** BEGIN EXTRACTED RECORDS **
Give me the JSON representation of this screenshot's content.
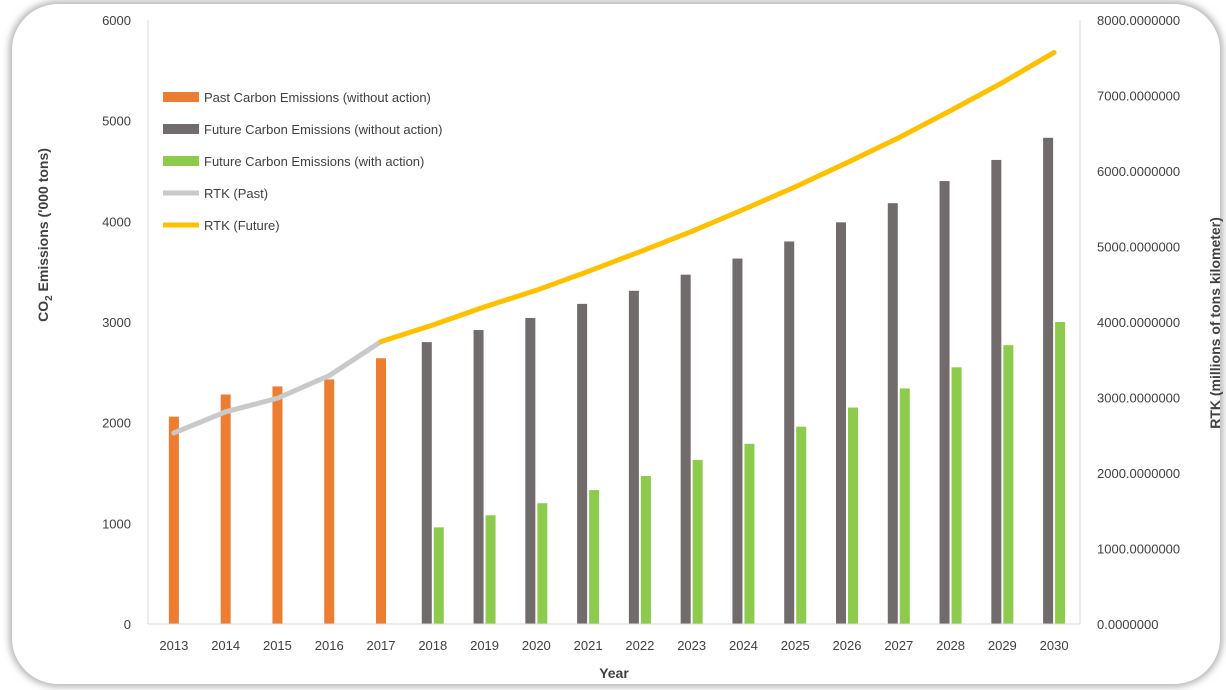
{
  "chart_data": {
    "type": "bar",
    "categories": [
      "2013",
      "2014",
      "2015",
      "2016",
      "2017",
      "2018",
      "2019",
      "2020",
      "2021",
      "2022",
      "2023",
      "2024",
      "2025",
      "2026",
      "2027",
      "2028",
      "2029",
      "2030"
    ],
    "xlabel": "Year",
    "ylabel": "CO2 Emissions ('000 tons)",
    "ylabel_parts": {
      "pre": "CO",
      "sub": "2",
      "post": " Emissions ('000 tons)"
    },
    "y2label": "RTK (millions of tons kilometer)",
    "ylim": [
      0,
      6000
    ],
    "y_ticks": [
      "0",
      "1000",
      "2000",
      "3000",
      "4000",
      "5000",
      "6000"
    ],
    "y2lim": [
      0,
      8000
    ],
    "y2_ticks": [
      "0.0000000",
      "1000.0000000",
      "2000.0000000",
      "3000.0000000",
      "4000.0000000",
      "5000.0000000",
      "6000.0000000",
      "7000.0000000",
      "8000.0000000"
    ],
    "grid": false,
    "legend_position": "top-left",
    "series": [
      {
        "name": "Past Carbon Emissions (without action)",
        "kind": "bar",
        "axis": "left",
        "color": "#ED7D31",
        "values": [
          2060,
          2280,
          2360,
          2430,
          2640,
          null,
          null,
          null,
          null,
          null,
          null,
          null,
          null,
          null,
          null,
          null,
          null,
          null
        ]
      },
      {
        "name": "Future Carbon Emissions (without action)",
        "kind": "bar",
        "axis": "left",
        "color": "#716B6B",
        "values": [
          null,
          null,
          null,
          null,
          null,
          2800,
          2920,
          3040,
          3180,
          3310,
          3470,
          3630,
          3800,
          3990,
          4180,
          4400,
          4610,
          4830
        ]
      },
      {
        "name": "Future Carbon Emissions (with action)",
        "kind": "bar",
        "axis": "left",
        "color": "#8CCB4C",
        "values": [
          null,
          null,
          null,
          null,
          null,
          960,
          1080,
          1200,
          1330,
          1470,
          1630,
          1790,
          1960,
          2150,
          2340,
          2550,
          2770,
          3000
        ]
      },
      {
        "name": "RTK (Past)",
        "kind": "line",
        "axis": "right",
        "color": "#C9C9C9",
        "values": [
          2530,
          2810,
          2990,
          3290,
          3740,
          null,
          null,
          null,
          null,
          null,
          null,
          null,
          null,
          null,
          null,
          null,
          null,
          null
        ]
      },
      {
        "name": "RTK (Future)",
        "kind": "line",
        "axis": "right",
        "color": "#FFC000",
        "values": [
          null,
          null,
          null,
          null,
          3740,
          3960,
          4200,
          4420,
          4670,
          4930,
          5200,
          5490,
          5790,
          6110,
          6440,
          6800,
          7170,
          7570
        ]
      }
    ]
  }
}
** END EXTRACTED RECORDS **
## TASK TO COMPLETE
Look through the data and gather every line with the string "Future" in it.

## RESULT BELOW
        "name": "Future Carbon Emissions (without action)",
        "name": "Future Carbon Emissions (with action)",
        "name": "RTK (Future)",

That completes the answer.